Description of the task. Copy the data precisely, keeping every character.

===== Working data =====

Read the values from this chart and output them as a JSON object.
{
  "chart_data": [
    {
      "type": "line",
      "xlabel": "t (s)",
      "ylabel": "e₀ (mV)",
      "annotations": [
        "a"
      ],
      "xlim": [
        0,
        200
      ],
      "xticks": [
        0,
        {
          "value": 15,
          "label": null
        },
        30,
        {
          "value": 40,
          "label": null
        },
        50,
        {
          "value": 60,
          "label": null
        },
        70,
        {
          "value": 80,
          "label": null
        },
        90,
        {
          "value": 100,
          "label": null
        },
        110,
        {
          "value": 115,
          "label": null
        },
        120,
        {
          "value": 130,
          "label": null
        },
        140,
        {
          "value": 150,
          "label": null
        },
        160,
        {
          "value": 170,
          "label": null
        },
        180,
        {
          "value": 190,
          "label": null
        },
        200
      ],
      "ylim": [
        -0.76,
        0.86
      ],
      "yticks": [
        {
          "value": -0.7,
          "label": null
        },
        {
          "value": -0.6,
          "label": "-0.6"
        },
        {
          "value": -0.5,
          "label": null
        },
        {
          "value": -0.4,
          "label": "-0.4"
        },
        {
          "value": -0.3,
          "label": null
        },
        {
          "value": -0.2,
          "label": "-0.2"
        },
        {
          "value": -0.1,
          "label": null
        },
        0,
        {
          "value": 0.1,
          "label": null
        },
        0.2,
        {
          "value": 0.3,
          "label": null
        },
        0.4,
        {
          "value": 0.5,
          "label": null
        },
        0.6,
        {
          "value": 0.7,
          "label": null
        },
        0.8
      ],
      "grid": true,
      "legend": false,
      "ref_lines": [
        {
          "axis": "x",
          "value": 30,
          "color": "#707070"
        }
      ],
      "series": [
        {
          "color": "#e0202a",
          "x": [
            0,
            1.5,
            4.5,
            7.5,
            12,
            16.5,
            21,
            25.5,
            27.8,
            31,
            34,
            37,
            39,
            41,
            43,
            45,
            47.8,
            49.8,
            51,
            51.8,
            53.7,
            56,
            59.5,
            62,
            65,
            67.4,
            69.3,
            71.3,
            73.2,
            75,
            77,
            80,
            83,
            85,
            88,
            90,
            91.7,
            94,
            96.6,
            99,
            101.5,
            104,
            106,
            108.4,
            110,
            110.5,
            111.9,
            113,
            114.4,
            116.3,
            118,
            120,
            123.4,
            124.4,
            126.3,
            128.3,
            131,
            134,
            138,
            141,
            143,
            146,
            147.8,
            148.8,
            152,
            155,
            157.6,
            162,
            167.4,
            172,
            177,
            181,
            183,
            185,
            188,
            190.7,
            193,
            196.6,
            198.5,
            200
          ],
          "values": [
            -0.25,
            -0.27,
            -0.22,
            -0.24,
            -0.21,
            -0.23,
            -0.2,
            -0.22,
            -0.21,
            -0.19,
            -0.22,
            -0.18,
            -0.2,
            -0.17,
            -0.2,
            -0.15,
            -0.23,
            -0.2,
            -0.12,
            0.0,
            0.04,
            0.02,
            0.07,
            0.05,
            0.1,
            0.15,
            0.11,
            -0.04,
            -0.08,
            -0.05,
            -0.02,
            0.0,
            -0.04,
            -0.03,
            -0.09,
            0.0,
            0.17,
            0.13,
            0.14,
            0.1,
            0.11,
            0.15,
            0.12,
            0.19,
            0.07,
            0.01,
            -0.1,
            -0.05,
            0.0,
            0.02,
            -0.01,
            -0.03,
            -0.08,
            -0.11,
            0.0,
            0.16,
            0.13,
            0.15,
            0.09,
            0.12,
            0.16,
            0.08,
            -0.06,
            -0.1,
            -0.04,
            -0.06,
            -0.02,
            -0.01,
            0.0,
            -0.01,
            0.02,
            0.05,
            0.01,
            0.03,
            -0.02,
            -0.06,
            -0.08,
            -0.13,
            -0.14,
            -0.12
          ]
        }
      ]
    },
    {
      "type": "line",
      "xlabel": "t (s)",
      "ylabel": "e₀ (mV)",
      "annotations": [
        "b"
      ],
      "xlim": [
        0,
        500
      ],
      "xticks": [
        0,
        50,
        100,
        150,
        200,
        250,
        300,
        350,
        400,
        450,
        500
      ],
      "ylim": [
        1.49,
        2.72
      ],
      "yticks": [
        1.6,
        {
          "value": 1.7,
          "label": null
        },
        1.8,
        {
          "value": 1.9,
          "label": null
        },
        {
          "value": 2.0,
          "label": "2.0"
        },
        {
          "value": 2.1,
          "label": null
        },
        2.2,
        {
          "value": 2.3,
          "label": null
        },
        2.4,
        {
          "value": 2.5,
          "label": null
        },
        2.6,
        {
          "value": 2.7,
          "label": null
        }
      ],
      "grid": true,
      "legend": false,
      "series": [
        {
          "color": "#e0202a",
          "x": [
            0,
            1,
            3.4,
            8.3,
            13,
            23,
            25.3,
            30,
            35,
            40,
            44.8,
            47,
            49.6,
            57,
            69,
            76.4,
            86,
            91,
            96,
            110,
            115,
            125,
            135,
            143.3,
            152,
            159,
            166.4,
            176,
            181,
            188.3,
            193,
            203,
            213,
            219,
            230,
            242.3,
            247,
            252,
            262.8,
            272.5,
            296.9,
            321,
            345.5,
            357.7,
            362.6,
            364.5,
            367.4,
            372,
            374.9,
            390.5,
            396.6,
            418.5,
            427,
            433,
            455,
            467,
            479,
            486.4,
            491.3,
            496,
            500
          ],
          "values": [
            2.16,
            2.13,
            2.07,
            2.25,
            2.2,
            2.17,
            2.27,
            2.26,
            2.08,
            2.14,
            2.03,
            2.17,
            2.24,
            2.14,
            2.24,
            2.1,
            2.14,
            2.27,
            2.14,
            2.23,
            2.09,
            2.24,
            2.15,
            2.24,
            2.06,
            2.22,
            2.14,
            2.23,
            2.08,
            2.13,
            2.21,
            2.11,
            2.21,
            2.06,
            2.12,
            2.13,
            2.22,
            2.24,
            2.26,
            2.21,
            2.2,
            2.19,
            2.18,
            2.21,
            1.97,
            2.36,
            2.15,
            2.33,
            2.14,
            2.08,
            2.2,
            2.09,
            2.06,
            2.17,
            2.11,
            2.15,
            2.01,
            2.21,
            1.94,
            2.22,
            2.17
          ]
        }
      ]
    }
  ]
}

=====

Worked answer.
Read the values from this chart and output them as a JSON object.
{
  "chart_data": [
    {
      "type": "line",
      "xlabel": "t (s)",
      "ylabel": "e₀ (mV)",
      "annotations": [
        "a"
      ],
      "xlim": [
        0,
        200
      ],
      "xticks": [
        0,
        {
          "value": 15,
          "label": null
        },
        30,
        {
          "value": 40,
          "label": null
        },
        50,
        {
          "value": 60,
          "label": null
        },
        70,
        {
          "value": 80,
          "label": null
        },
        90,
        {
          "value": 100,
          "label": null
        },
        110,
        {
          "value": 115,
          "label": null
        },
        120,
        {
          "value": 130,
          "label": null
        },
        140,
        {
          "value": 150,
          "label": null
        },
        160,
        {
          "value": 170,
          "label": null
        },
        180,
        {
          "value": 190,
          "label": null
        },
        200
      ],
      "ylim": [
        -0.76,
        0.86
      ],
      "yticks": [
        {
          "value": -0.7,
          "label": null
        },
        {
          "value": -0.6,
          "label": "-0.6"
        },
        {
          "value": -0.5,
          "label": null
        },
        {
          "value": -0.4,
          "label": "-0.4"
        },
        {
          "value": -0.3,
          "label": null
        },
        {
          "value": -0.2,
          "label": "-0.2"
        },
        {
          "value": -0.1,
          "label": null
        },
        0,
        {
          "value": 0.1,
          "label": null
        },
        0.2,
        {
          "value": 0.3,
          "label": null
        },
        0.4,
        {
          "value": 0.5,
          "label": null
        },
        0.6,
        {
          "value": 0.7,
          "label": null
        },
        0.8
      ],
      "grid": true,
      "legend": false,
      "ref_lines": [
        {
          "axis": "x",
          "value": 30,
          "color": "#707070"
        }
      ],
      "series": [
        {
          "color": "#e0202a",
          "x": [
            0,
            1.5,
            4.5,
            7.5,
            12,
            16.5,
            21,
            25.5,
            27.8,
            31,
            34,
            37,
            39,
            41,
            43,
            45,
            47.8,
            49.8,
            51,
            51.8,
            53.7,
            56,
            59.5,
            62,
            65,
            67.4,
            69.3,
            71.3,
            73.2,
            75,
            77,
            80,
            83,
            85,
            88,
            90,
            91.7,
            94,
            96.6,
            99,
            101.5,
            104,
            106,
            108.4,
            110,
            110.5,
            111.9,
            113,
            114.4,
            116.3,
            118,
            120,
            123.4,
            124.4,
            126.3,
            128.3,
            131,
            134,
            138,
            141,
            143,
            146,
            147.8,
            148.8,
            152,
            155,
            157.6,
            162,
            167.4,
            172,
            177,
            181,
            183,
            185,
            188,
            190.7,
            193,
            196.6,
            198.5,
            200
          ],
          "values": [
            -0.25,
            -0.27,
            -0.22,
            -0.24,
            -0.21,
            -0.23,
            -0.2,
            -0.22,
            -0.21,
            -0.19,
            -0.22,
            -0.18,
            -0.2,
            -0.17,
            -0.2,
            -0.15,
            -0.23,
            -0.2,
            -0.12,
            0.0,
            0.04,
            0.02,
            0.07,
            0.05,
            0.1,
            0.15,
            0.11,
            -0.04,
            -0.08,
            -0.05,
            -0.02,
            0.0,
            -0.04,
            -0.03,
            -0.09,
            0.0,
            0.17,
            0.13,
            0.14,
            0.1,
            0.11,
            0.15,
            0.12,
            0.19,
            0.07,
            0.01,
            -0.1,
            -0.05,
            0.0,
            0.02,
            -0.01,
            -0.03,
            -0.08,
            -0.11,
            0.0,
            0.16,
            0.13,
            0.15,
            0.09,
            0.12,
            0.16,
            0.08,
            -0.06,
            -0.1,
            -0.04,
            -0.06,
            -0.02,
            -0.01,
            0.0,
            -0.01,
            0.02,
            0.05,
            0.01,
            0.03,
            -0.02,
            -0.06,
            -0.08,
            -0.13,
            -0.14,
            -0.12
          ]
        }
      ]
    },
    {
      "type": "line",
      "xlabel": "t (s)",
      "ylabel": "e₀ (mV)",
      "annotations": [
        "b"
      ],
      "xlim": [
        0,
        500
      ],
      "xticks": [
        0,
        50,
        100,
        150,
        200,
        250,
        300,
        350,
        400,
        450,
        500
      ],
      "ylim": [
        1.49,
        2.72
      ],
      "yticks": [
        1.6,
        {
          "value": 1.7,
          "label": null
        },
        1.8,
        {
          "value": 1.9,
          "label": null
        },
        {
          "value": 2.0,
          "label": "2.0"
        },
        {
          "value": 2.1,
          "label": null
        },
        2.2,
        {
          "value": 2.3,
          "label": null
        },
        2.4,
        {
          "value": 2.5,
          "label": null
        },
        2.6,
        {
          "value": 2.7,
          "label": null
        }
      ],
      "grid": true,
      "legend": false,
      "series": [
        {
          "color": "#e0202a",
          "x": [
            0,
            1,
            3.4,
            8.3,
            13,
            23,
            25.3,
            30,
            35,
            40,
            44.8,
            47,
            49.6,
            57,
            69,
            76.4,
            86,
            91,
            96,
            110,
            115,
            125,
            135,
            143.3,
            152,
            159,
            166.4,
            176,
            181,
            188.3,
            193,
            203,
            213,
            219,
            230,
            242.3,
            247,
            252,
            262.8,
            272.5,
            296.9,
            321,
            345.5,
            357.7,
            362.6,
            364.5,
            367.4,
            372,
            374.9,
            390.5,
            396.6,
            418.5,
            427,
            433,
            455,
            467,
            479,
            486.4,
            491.3,
            496,
            500
          ],
          "values": [
            2.16,
            2.13,
            2.07,
            2.25,
            2.2,
            2.17,
            2.27,
            2.26,
            2.08,
            2.14,
            2.03,
            2.17,
            2.24,
            2.14,
            2.24,
            2.1,
            2.14,
            2.27,
            2.14,
            2.23,
            2.09,
            2.24,
            2.15,
            2.24,
            2.06,
            2.22,
            2.14,
            2.23,
            2.08,
            2.13,
            2.21,
            2.11,
            2.21,
            2.06,
            2.12,
            2.13,
            2.22,
            2.24,
            2.26,
            2.21,
            2.2,
            2.19,
            2.18,
            2.21,
            1.97,
            2.36,
            2.15,
            2.33,
            2.14,
            2.08,
            2.2,
            2.09,
            2.06,
            2.17,
            2.11,
            2.15,
            2.01,
            2.21,
            1.94,
            2.22,
            2.17
          ]
        }
      ]
    }
  ]
}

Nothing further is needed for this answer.